__Exercise prompt__
Reproduce all of the records exactly.

__Dataset__
+ + + +

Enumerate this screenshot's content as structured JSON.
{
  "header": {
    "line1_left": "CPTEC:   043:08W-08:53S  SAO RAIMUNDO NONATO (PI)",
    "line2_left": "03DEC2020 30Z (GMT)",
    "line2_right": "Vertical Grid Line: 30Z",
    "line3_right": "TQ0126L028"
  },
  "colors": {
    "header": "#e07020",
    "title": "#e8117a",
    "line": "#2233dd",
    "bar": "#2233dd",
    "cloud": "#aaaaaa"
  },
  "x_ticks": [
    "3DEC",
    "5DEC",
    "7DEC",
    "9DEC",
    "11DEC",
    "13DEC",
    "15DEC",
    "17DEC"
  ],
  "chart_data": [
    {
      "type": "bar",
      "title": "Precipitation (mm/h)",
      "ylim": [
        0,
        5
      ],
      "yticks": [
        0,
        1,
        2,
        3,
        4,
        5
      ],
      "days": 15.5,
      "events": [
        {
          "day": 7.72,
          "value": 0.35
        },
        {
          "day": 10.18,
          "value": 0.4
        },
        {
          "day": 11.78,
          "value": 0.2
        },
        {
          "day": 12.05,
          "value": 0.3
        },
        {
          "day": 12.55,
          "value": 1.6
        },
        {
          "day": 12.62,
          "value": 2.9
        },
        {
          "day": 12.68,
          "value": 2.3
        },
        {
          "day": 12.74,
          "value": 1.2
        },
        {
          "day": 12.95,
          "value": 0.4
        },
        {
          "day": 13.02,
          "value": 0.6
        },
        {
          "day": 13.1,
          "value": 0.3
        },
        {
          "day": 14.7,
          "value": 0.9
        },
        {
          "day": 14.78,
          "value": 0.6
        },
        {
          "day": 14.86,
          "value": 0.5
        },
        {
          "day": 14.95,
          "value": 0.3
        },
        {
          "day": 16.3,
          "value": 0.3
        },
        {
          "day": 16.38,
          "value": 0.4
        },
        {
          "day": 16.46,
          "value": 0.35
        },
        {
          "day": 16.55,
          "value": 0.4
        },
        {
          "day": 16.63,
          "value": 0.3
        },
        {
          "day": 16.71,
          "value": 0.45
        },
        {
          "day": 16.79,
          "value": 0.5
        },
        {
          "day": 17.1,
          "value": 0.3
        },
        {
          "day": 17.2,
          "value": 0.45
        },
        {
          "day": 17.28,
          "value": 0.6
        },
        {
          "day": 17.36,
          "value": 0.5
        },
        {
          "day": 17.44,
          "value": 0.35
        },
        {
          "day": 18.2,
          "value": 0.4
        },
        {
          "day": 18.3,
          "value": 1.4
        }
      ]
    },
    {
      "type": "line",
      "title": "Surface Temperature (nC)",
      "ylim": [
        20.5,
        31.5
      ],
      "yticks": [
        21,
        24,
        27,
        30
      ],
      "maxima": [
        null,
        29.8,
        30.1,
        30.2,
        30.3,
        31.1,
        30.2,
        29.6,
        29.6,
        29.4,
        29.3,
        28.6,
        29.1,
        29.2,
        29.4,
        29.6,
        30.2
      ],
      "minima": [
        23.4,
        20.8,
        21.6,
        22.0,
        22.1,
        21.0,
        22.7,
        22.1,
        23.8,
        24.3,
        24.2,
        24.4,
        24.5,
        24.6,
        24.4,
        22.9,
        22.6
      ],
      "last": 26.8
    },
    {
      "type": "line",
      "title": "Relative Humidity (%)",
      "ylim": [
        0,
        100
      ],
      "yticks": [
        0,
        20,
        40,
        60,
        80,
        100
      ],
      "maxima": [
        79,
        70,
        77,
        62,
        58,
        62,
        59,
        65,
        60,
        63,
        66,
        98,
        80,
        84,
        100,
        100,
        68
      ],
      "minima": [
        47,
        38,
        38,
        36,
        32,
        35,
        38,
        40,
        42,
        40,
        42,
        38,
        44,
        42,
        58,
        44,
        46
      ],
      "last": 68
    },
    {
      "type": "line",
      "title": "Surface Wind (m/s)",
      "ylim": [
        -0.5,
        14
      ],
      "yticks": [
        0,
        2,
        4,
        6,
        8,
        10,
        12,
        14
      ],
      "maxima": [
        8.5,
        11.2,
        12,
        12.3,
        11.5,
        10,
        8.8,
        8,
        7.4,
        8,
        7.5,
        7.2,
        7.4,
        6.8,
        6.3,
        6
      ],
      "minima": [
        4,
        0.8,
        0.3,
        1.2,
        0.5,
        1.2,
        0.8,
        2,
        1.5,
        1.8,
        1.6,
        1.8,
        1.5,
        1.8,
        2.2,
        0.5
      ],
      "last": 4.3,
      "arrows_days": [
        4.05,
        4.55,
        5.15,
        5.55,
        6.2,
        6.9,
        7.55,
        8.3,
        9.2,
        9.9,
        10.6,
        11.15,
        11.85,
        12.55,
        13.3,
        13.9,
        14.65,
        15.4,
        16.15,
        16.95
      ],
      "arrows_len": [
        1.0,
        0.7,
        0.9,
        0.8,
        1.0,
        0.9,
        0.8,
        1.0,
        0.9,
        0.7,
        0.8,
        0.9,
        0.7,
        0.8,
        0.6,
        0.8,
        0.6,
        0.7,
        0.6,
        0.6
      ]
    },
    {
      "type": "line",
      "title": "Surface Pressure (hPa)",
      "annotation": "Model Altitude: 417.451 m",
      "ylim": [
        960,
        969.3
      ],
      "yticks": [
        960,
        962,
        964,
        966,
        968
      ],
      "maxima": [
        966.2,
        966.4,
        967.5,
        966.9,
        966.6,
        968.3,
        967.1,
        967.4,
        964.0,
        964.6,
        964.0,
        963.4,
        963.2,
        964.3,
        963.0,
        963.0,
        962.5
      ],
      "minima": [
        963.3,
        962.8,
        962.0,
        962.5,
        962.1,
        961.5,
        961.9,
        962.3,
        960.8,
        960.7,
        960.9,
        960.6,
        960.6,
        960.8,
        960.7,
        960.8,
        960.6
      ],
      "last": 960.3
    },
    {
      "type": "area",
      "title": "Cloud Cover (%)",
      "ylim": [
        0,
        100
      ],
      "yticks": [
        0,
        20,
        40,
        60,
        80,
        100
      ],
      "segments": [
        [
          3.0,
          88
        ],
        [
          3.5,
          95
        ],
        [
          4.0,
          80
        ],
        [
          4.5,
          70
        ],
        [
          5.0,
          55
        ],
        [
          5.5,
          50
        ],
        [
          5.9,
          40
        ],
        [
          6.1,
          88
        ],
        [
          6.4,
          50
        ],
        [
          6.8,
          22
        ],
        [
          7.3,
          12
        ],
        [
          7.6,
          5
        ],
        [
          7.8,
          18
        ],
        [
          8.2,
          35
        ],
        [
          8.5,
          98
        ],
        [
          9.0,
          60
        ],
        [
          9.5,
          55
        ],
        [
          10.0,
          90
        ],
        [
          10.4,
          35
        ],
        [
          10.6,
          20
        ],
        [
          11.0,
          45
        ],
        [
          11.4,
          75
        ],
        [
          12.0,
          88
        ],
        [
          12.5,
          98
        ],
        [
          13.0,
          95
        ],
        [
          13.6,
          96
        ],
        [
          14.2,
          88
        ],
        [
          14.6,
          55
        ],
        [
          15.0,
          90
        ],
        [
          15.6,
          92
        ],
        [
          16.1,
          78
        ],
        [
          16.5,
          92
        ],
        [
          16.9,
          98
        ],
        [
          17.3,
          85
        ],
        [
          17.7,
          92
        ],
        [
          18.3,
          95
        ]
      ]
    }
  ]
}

+ + + +

__Full answer__
Enumerate this screenshot's content as structured JSON.
{
  "header": {
    "line1_left": "CPTEC:   043:08W-08:53S  SAO RAIMUNDO NONATO (PI)",
    "line2_left": "03DEC2020 30Z (GMT)",
    "line2_right": "Vertical Grid Line: 30Z",
    "line3_right": "TQ0126L028"
  },
  "colors": {
    "header": "#e07020",
    "title": "#e8117a",
    "line": "#2233dd",
    "bar": "#2233dd",
    "cloud": "#aaaaaa"
  },
  "x_ticks": [
    "3DEC",
    "5DEC",
    "7DEC",
    "9DEC",
    "11DEC",
    "13DEC",
    "15DEC",
    "17DEC"
  ],
  "chart_data": [
    {
      "type": "bar",
      "title": "Precipitation (mm/h)",
      "ylim": [
        0,
        5
      ],
      "yticks": [
        0,
        1,
        2,
        3,
        4,
        5
      ],
      "days": 15.5,
      "events": [
        {
          "day": 7.72,
          "value": 0.35
        },
        {
          "day": 10.18,
          "value": 0.4
        },
        {
          "day": 11.78,
          "value": 0.2
        },
        {
          "day": 12.05,
          "value": 0.3
        },
        {
          "day": 12.55,
          "value": 1.6
        },
        {
          "day": 12.62,
          "value": 2.9
        },
        {
          "day": 12.68,
          "value": 2.3
        },
        {
          "day": 12.74,
          "value": 1.2
        },
        {
          "day": 12.95,
          "value": 0.4
        },
        {
          "day": 13.02,
          "value": 0.6
        },
        {
          "day": 13.1,
          "value": 0.3
        },
        {
          "day": 14.7,
          "value": 0.9
        },
        {
          "day": 14.78,
          "value": 0.6
        },
        {
          "day": 14.86,
          "value": 0.5
        },
        {
          "day": 14.95,
          "value": 0.3
        },
        {
          "day": 16.3,
          "value": 0.3
        },
        {
          "day": 16.38,
          "value": 0.4
        },
        {
          "day": 16.46,
          "value": 0.35
        },
        {
          "day": 16.55,
          "value": 0.4
        },
        {
          "day": 16.63,
          "value": 0.3
        },
        {
          "day": 16.71,
          "value": 0.45
        },
        {
          "day": 16.79,
          "value": 0.5
        },
        {
          "day": 17.1,
          "value": 0.3
        },
        {
          "day": 17.2,
          "value": 0.45
        },
        {
          "day": 17.28,
          "value": 0.6
        },
        {
          "day": 17.36,
          "value": 0.5
        },
        {
          "day": 17.44,
          "value": 0.35
        },
        {
          "day": 18.2,
          "value": 0.4
        },
        {
          "day": 18.3,
          "value": 1.4
        }
      ]
    },
    {
      "type": "line",
      "title": "Surface Temperature (nC)",
      "ylim": [
        20.5,
        31.5
      ],
      "yticks": [
        21,
        24,
        27,
        30
      ],
      "maxima": [
        null,
        29.8,
        30.1,
        30.2,
        30.3,
        31.1,
        30.2,
        29.6,
        29.6,
        29.4,
        29.3,
        28.6,
        29.1,
        29.2,
        29.4,
        29.6,
        30.2
      ],
      "minima": [
        23.4,
        20.8,
        21.6,
        22.0,
        22.1,
        21.0,
        22.7,
        22.1,
        23.8,
        24.3,
        24.2,
        24.4,
        24.5,
        24.6,
        24.4,
        22.9,
        22.6
      ],
      "last": 26.8
    },
    {
      "type": "line",
      "title": "Relative Humidity (%)",
      "ylim": [
        0,
        100
      ],
      "yticks": [
        0,
        20,
        40,
        60,
        80,
        100
      ],
      "maxima": [
        79,
        70,
        77,
        62,
        58,
        62,
        59,
        65,
        60,
        63,
        66,
        98,
        80,
        84,
        100,
        100,
        68
      ],
      "minima": [
        47,
        38,
        38,
        36,
        32,
        35,
        38,
        40,
        42,
        40,
        42,
        38,
        44,
        42,
        58,
        44,
        46
      ],
      "last": 68
    },
    {
      "type": "line",
      "title": "Surface Wind (m/s)",
      "ylim": [
        -0.5,
        14
      ],
      "yticks": [
        0,
        2,
        4,
        6,
        8,
        10,
        12,
        14
      ],
      "maxima": [
        8.5,
        11.2,
        12,
        12.3,
        11.5,
        10,
        8.8,
        8,
        7.4,
        8,
        7.5,
        7.2,
        7.4,
        6.8,
        6.3,
        6
      ],
      "minima": [
        4,
        0.8,
        0.3,
        1.2,
        0.5,
        1.2,
        0.8,
        2,
        1.5,
        1.8,
        1.6,
        1.8,
        1.5,
        1.8,
        2.2,
        0.5
      ],
      "last": 4.3,
      "arrows_days": [
        4.05,
        4.55,
        5.15,
        5.55,
        6.2,
        6.9,
        7.55,
        8.3,
        9.2,
        9.9,
        10.6,
        11.15,
        11.85,
        12.55,
        13.3,
        13.9,
        14.65,
        15.4,
        16.15,
        16.95
      ],
      "arrows_len": [
        1.0,
        0.7,
        0.9,
        0.8,
        1.0,
        0.9,
        0.8,
        1.0,
        0.9,
        0.7,
        0.8,
        0.9,
        0.7,
        0.8,
        0.6,
        0.8,
        0.6,
        0.7,
        0.6,
        0.6
      ]
    },
    {
      "type": "line",
      "title": "Surface Pressure (hPa)",
      "annotation": "Model Altitude: 417.451 m",
      "ylim": [
        960,
        969.3
      ],
      "yticks": [
        960,
        962,
        964,
        966,
        968
      ],
      "maxima": [
        966.2,
        966.4,
        967.5,
        966.9,
        966.6,
        968.3,
        967.1,
        967.4,
        964.0,
        964.6,
        964.0,
        963.4,
        963.2,
        964.3,
        963.0,
        963.0,
        962.5
      ],
      "minima": [
        963.3,
        962.8,
        962.0,
        962.5,
        962.1,
        961.5,
        961.9,
        962.3,
        960.8,
        960.7,
        960.9,
        960.6,
        960.6,
        960.8,
        960.7,
        960.8,
        960.6
      ],
      "last": 960.3
    },
    {
      "type": "area",
      "title": "Cloud Cover (%)",
      "ylim": [
        0,
        100
      ],
      "yticks": [
        0,
        20,
        40,
        60,
        80,
        100
      ],
      "segments": [
        [
          3.0,
          88
        ],
        [
          3.5,
          95
        ],
        [
          4.0,
          80
        ],
        [
          4.5,
          70
        ],
        [
          5.0,
          55
        ],
        [
          5.5,
          50
        ],
        [
          5.9,
          40
        ],
        [
          6.1,
          88
        ],
        [
          6.4,
          50
        ],
        [
          6.8,
          22
        ],
        [
          7.3,
          12
        ],
        [
          7.6,
          5
        ],
        [
          7.8,
          18
        ],
        [
          8.2,
          35
        ],
        [
          8.5,
          98
        ],
        [
          9.0,
          60
        ],
        [
          9.5,
          55
        ],
        [
          10.0,
          90
        ],
        [
          10.4,
          35
        ],
        [
          10.6,
          20
        ],
        [
          11.0,
          45
        ],
        [
          11.4,
          75
        ],
        [
          12.0,
          88
        ],
        [
          12.5,
          98
        ],
        [
          13.0,
          95
        ],
        [
          13.6,
          96
        ],
        [
          14.2,
          88
        ],
        [
          14.6,
          55
        ],
        [
          15.0,
          90
        ],
        [
          15.6,
          92
        ],
        [
          16.1,
          78
        ],
        [
          16.5,
          92
        ],
        [
          16.9,
          98
        ],
        [
          17.3,
          85
        ],
        [
          17.7,
          92
        ],
        [
          18.3,
          95
        ]
      ]
    }
  ]
}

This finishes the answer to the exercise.